# start of DATA PROVIDED
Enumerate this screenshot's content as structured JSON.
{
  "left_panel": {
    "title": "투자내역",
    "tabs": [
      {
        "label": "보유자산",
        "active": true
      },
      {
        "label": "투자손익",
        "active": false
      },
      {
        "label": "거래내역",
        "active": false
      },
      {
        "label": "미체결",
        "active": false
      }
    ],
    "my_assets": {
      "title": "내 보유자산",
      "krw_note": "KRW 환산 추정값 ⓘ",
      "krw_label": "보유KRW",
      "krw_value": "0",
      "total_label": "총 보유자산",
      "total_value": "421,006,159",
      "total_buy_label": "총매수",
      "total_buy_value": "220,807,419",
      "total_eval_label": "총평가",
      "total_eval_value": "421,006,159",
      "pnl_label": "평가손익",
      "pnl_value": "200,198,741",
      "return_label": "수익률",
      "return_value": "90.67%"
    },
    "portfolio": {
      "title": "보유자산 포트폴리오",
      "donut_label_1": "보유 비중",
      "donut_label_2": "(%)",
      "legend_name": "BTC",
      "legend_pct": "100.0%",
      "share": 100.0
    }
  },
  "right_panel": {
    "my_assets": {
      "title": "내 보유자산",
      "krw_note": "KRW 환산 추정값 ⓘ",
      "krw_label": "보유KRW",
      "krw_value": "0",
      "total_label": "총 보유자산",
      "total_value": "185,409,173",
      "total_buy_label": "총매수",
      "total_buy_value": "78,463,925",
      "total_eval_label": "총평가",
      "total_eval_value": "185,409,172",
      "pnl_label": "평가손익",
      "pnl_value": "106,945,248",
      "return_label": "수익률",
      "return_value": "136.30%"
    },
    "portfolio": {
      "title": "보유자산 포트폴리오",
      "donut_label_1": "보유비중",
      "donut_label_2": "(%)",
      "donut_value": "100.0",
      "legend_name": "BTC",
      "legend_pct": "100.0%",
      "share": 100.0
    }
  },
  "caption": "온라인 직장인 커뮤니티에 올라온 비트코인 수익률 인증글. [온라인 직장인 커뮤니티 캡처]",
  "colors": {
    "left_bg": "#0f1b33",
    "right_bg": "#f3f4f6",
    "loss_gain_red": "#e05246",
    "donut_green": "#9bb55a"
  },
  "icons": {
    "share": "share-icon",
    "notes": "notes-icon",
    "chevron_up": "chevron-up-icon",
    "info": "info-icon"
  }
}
# end of DATA PROVIDED
Write the material out again in its entirety, exactly as shown.

Enumerate this screenshot's content as structured JSON.
{
  "left_panel": {
    "title": "투자내역",
    "tabs": [
      {
        "label": "보유자산",
        "active": true
      },
      {
        "label": "투자손익",
        "active": false
      },
      {
        "label": "거래내역",
        "active": false
      },
      {
        "label": "미체결",
        "active": false
      }
    ],
    "my_assets": {
      "title": "내 보유자산",
      "krw_note": "KRW 환산 추정값 ⓘ",
      "krw_label": "보유KRW",
      "krw_value": "0",
      "total_label": "총 보유자산",
      "total_value": "421,006,159",
      "total_buy_label": "총매수",
      "total_buy_value": "220,807,419",
      "total_eval_label": "총평가",
      "total_eval_value": "421,006,159",
      "pnl_label": "평가손익",
      "pnl_value": "200,198,741",
      "return_label": "수익률",
      "return_value": "90.67%"
    },
    "portfolio": {
      "title": "보유자산 포트폴리오",
      "donut_label_1": "보유 비중",
      "donut_label_2": "(%)",
      "legend_name": "BTC",
      "legend_pct": "100.0%",
      "share": 100.0
    }
  },
  "right_panel": {
    "my_assets": {
      "title": "내 보유자산",
      "krw_note": "KRW 환산 추정값 ⓘ",
      "krw_label": "보유KRW",
      "krw_value": "0",
      "total_label": "총 보유자산",
      "total_value": "185,409,173",
      "total_buy_label": "총매수",
      "total_buy_value": "78,463,925",
      "total_eval_label": "총평가",
      "total_eval_value": "185,409,172",
      "pnl_label": "평가손익",
      "pnl_value": "106,945,248",
      "return_label": "수익률",
      "return_value": "136.30%"
    },
    "portfolio": {
      "title": "보유자산 포트폴리오",
      "donut_label_1": "보유비중",
      "donut_label_2": "(%)",
      "donut_value": "100.0",
      "legend_name": "BTC",
      "legend_pct": "100.0%",
      "share": 100.0
    }
  },
  "caption": "온라인 직장인 커뮤니티에 올라온 비트코인 수익률 인증글. [온라인 직장인 커뮤니티 캡처]",
  "colors": {
    "left_bg": "#0f1b33",
    "right_bg": "#f3f4f6",
    "loss_gain_red": "#e05246",
    "donut_green": "#9bb55a"
  },
  "icons": {
    "share": "share-icon",
    "notes": "notes-icon",
    "chevron_up": "chevron-up-icon",
    "info": "info-icon"
  }
}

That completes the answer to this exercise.